◆ **Saved entries**:

--------------------------------------------------

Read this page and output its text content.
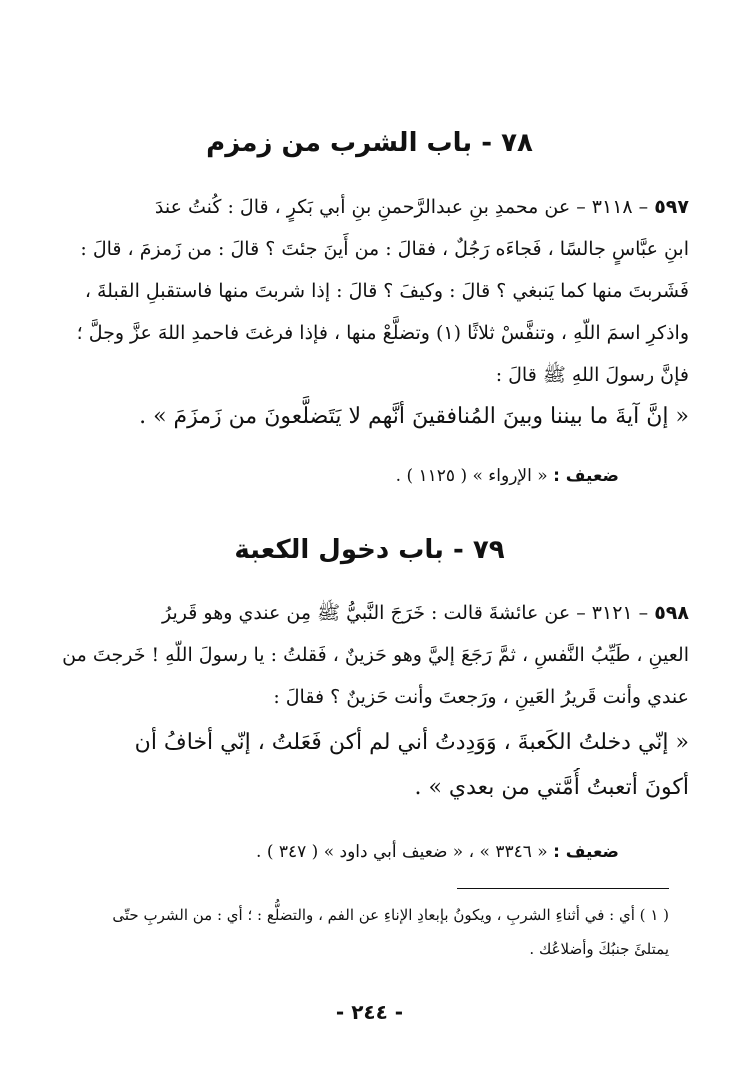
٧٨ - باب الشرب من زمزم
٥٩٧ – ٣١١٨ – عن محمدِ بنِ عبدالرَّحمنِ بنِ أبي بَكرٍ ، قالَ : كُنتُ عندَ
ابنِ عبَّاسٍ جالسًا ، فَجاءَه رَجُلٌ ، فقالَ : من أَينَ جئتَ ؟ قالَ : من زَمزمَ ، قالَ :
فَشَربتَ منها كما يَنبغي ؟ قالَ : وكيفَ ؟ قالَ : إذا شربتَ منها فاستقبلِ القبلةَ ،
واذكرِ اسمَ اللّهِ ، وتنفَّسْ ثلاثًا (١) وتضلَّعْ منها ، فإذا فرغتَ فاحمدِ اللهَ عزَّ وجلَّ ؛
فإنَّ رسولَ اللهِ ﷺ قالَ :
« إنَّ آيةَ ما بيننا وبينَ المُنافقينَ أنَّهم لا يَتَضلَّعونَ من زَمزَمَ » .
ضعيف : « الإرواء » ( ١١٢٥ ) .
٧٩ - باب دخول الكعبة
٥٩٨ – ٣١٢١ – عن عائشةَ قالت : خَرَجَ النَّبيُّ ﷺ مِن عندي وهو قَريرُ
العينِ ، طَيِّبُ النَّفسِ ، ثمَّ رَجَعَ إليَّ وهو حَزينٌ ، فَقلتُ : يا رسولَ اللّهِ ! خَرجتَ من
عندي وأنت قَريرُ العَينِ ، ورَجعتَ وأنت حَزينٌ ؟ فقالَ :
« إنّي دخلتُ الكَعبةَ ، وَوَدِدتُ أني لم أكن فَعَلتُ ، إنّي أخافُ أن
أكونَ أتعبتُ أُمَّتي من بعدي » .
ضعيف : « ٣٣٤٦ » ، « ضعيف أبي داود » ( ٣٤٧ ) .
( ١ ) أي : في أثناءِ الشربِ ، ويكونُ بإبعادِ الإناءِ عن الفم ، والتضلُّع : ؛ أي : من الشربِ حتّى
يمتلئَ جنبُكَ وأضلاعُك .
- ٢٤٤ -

--------------------------------------------------

◆ **STATED TASK**: Quote every entry exactly, with the pictures omitted.

◆ **SOLUTION TO THIS PROBLEM**:
Read this page and output its text content.
٧٨ - باب الشرب من زمزم
٥٩٧ – ٣١١٨ – عن محمدِ بنِ عبدالرَّحمنِ بنِ أبي بَكرٍ ، قالَ : كُنتُ عندَ
ابنِ عبَّاسٍ جالسًا ، فَجاءَه رَجُلٌ ، فقالَ : من أَينَ جئتَ ؟ قالَ : من زَمزمَ ، قالَ :
فَشَربتَ منها كما يَنبغي ؟ قالَ : وكيفَ ؟ قالَ : إذا شربتَ منها فاستقبلِ القبلةَ ،
واذكرِ اسمَ اللّهِ ، وتنفَّسْ ثلاثًا (١) وتضلَّعْ منها ، فإذا فرغتَ فاحمدِ اللهَ عزَّ وجلَّ ؛
فإنَّ رسولَ اللهِ ﷺ قالَ :
« إنَّ آيةَ ما بيننا وبينَ المُنافقينَ أنَّهم لا يَتَضلَّعونَ من زَمزَمَ » .
ضعيف : « الإرواء » ( ١١٢٥ ) .
٧٩ - باب دخول الكعبة
٥٩٨ – ٣١٢١ – عن عائشةَ قالت : خَرَجَ النَّبيُّ ﷺ مِن عندي وهو قَريرُ
العينِ ، طَيِّبُ النَّفسِ ، ثمَّ رَجَعَ إليَّ وهو حَزينٌ ، فَقلتُ : يا رسولَ اللّهِ ! خَرجتَ من
عندي وأنت قَريرُ العَينِ ، ورَجعتَ وأنت حَزينٌ ؟ فقالَ :
« إنّي دخلتُ الكَعبةَ ، وَوَدِدتُ أني لم أكن فَعَلتُ ، إنّي أخافُ أن
أكونَ أتعبتُ أُمَّتي من بعدي » .
ضعيف : « ٣٣٤٦ » ، « ضعيف أبي داود » ( ٣٤٧ ) .
( ١ ) أي : في أثناءِ الشربِ ، ويكونُ بإبعادِ الإناءِ عن الفم ، والتضلُّع : ؛ أي : من الشربِ حتّى
يمتلئَ جنبُكَ وأضلاعُك .
- ٢٤٤ -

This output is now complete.